▸ **What is needed**:
Retype the material word for word.
───── Record excerpts
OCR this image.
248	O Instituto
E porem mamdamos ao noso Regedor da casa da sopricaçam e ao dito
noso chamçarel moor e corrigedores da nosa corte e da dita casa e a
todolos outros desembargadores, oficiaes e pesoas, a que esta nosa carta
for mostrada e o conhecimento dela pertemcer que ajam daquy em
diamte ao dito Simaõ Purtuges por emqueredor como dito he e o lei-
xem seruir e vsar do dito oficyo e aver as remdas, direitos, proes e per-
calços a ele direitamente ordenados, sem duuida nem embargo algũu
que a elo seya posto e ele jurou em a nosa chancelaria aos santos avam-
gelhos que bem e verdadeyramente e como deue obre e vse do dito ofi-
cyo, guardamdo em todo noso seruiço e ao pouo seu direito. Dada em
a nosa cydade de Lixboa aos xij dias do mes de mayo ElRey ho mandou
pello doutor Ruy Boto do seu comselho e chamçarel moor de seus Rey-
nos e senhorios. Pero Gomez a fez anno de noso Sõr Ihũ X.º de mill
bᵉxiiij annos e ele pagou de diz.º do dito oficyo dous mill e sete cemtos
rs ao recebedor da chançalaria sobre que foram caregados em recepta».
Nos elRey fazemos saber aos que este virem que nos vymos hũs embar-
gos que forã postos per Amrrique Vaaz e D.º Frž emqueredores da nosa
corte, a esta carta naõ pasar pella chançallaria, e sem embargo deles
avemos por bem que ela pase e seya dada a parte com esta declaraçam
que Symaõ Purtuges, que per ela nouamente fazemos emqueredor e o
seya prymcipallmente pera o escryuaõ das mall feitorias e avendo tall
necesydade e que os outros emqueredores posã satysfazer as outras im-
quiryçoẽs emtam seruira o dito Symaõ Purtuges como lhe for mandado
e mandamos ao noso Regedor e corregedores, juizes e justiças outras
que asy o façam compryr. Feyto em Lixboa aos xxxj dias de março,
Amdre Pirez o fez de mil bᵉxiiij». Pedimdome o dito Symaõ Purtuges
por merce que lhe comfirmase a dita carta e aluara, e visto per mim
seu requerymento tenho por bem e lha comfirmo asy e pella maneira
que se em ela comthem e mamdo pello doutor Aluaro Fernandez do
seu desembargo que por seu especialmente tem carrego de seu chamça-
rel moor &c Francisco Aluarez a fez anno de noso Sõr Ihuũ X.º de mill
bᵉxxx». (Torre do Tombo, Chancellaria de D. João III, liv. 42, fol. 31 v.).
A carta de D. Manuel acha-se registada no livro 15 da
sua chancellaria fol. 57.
──────────
▸ **Response below**:
OCR this image.
248	O Instituto
E porem mamdamos ao noso Regedor da casa da sopricaçam e ao dito
noso chamçarel moor e corrigedores da nosa corte e da dita casa e a
todolos outros desembargadores, oficiaes e pesoas, a que esta nosa carta
for mostrada e o conhecimento dela pertemcer que ajam daquy em
diamte ao dito Simaõ Purtuges por emqueredor como dito he e o lei-
xem seruir e vsar do dito oficyo e aver as remdas, direitos, proes e per-
calços a ele direitamente ordenados, sem duuida nem embargo algũu
que a elo seya posto e ele jurou em a nosa chancelaria aos santos avam-
gelhos que bem e verdadeyramente e como deue obre e vse do dito ofi-
cyo, guardamdo em todo noso seruiço e ao pouo seu direito. Dada em
a nosa cydade de Lixboa aos xij dias do mes de mayo ElRey ho mandou
pello doutor Ruy Boto do seu comselho e chamçarel moor de seus Rey-
nos e senhorios. Pero Gomez a fez anno de noso Sõr Ihũ X.º de mill
bᵉxiiij annos e ele pagou de diz.º do dito oficyo dous mill e sete cemtos
rs ao recebedor da chançalaria sobre que foram caregados em recepta».
Nos elRey fazemos saber aos que este virem que nos vymos hũs embar-
gos que forã postos per Amrrique Vaaz e D.º Frž emqueredores da nosa
corte, a esta carta naõ pasar pella chançallaria, e sem embargo deles
avemos por bem que ela pase e seya dada a parte com esta declaraçam
que Symaõ Purtuges, que per ela nouamente fazemos emqueredor e o
seya prymcipallmente pera o escryuaõ das mall feitorias e avendo tall
necesydade e que os outros emqueredores posã satysfazer as outras im-
quiryçoẽs emtam seruira o dito Symaõ Purtuges como lhe for mandado
e mandamos ao noso Regedor e corregedores, juizes e justiças outras
que asy o façam compryr. Feyto em Lixboa aos xxxj dias de março,
Amdre Pirez o fez de mil bᵉxiiij». Pedimdome o dito Symaõ Purtuges
por merce que lhe comfirmase a dita carta e aluara, e visto per mim
seu requerymento tenho por bem e lha comfirmo asy e pella maneira
que se em ela comthem e mamdo pello doutor Aluaro Fernandez do
seu desembargo que por seu especialmente tem carrego de seu chamça-
rel moor &c Francisco Aluarez a fez anno de noso Sõr Ihuũ X.º de mill
bᵉxxx». (Torre do Tombo, Chancellaria de D. João III, liv. 42, fol. 31 v.).
A carta de D. Manuel acha-se registada no livro 15 da
sua chancellaria fol. 57.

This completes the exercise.